[Extracted records]

'''

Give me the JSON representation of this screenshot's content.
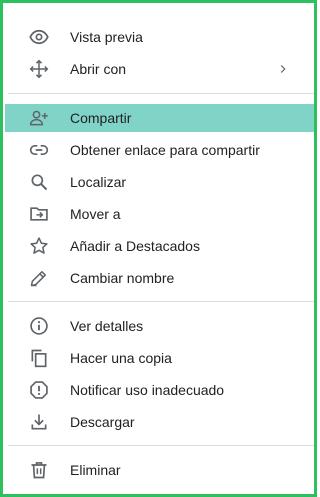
{
  "menu": {
    "items": [
      {
        "label": "Vista previa",
        "icon": "eye-icon"
      },
      {
        "label": "Abrir con",
        "icon": "move-arrows-icon",
        "submenu_indicator": "chevron-right-icon"
      },
      {
        "label": "Compartir",
        "icon": "person-add-icon",
        "highlighted": true
      },
      {
        "label": "Obtener enlace para compartir",
        "icon": "link-icon"
      },
      {
        "label": "Localizar",
        "icon": "search-icon"
      },
      {
        "label": "Mover a",
        "icon": "folder-move-icon"
      },
      {
        "label": "Añadir a Destacados",
        "icon": "star-outline-icon"
      },
      {
        "label": "Cambiar nombre",
        "icon": "pencil-icon"
      },
      {
        "label": "Ver detalles",
        "icon": "info-icon"
      },
      {
        "label": "Hacer una copia",
        "icon": "copy-icon"
      },
      {
        "label": "Notificar uso inadecuado",
        "icon": "report-icon"
      },
      {
        "label": "Descargar",
        "icon": "download-icon"
      },
      {
        "label": "Eliminar",
        "icon": "trash-icon"
      }
    ]
  },
  "colors": {
    "frame_border": "#2ec05f",
    "highlight": "#80d4c7",
    "text": "#202124",
    "icon": "#5f6368",
    "divider": "#dadce0"
  }
}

'''

TASK INSTRUCTIONS: Give the data again exactly as written, with all pictures left out.

ANSWER TO THE TASK:
Give me the JSON representation of this screenshot's content.
{
  "menu": {
    "items": [
      {
        "label": "Vista previa",
        "icon": "eye-icon"
      },
      {
        "label": "Abrir con",
        "icon": "move-arrows-icon",
        "submenu_indicator": "chevron-right-icon"
      },
      {
        "label": "Compartir",
        "icon": "person-add-icon",
        "highlighted": true
      },
      {
        "label": "Obtener enlace para compartir",
        "icon": "link-icon"
      },
      {
        "label": "Localizar",
        "icon": "search-icon"
      },
      {
        "label": "Mover a",
        "icon": "folder-move-icon"
      },
      {
        "label": "Añadir a Destacados",
        "icon": "star-outline-icon"
      },
      {
        "label": "Cambiar nombre",
        "icon": "pencil-icon"
      },
      {
        "label": "Ver detalles",
        "icon": "info-icon"
      },
      {
        "label": "Hacer una copia",
        "icon": "copy-icon"
      },
      {
        "label": "Notificar uso inadecuado",
        "icon": "report-icon"
      },
      {
        "label": "Descargar",
        "icon": "download-icon"
      },
      {
        "label": "Eliminar",
        "icon": "trash-icon"
      }
    ]
  },
  "colors": {
    "frame_border": "#2ec05f",
    "highlight": "#80d4c7",
    "text": "#202124",
    "icon": "#5f6368",
    "divider": "#dadce0"
  }
}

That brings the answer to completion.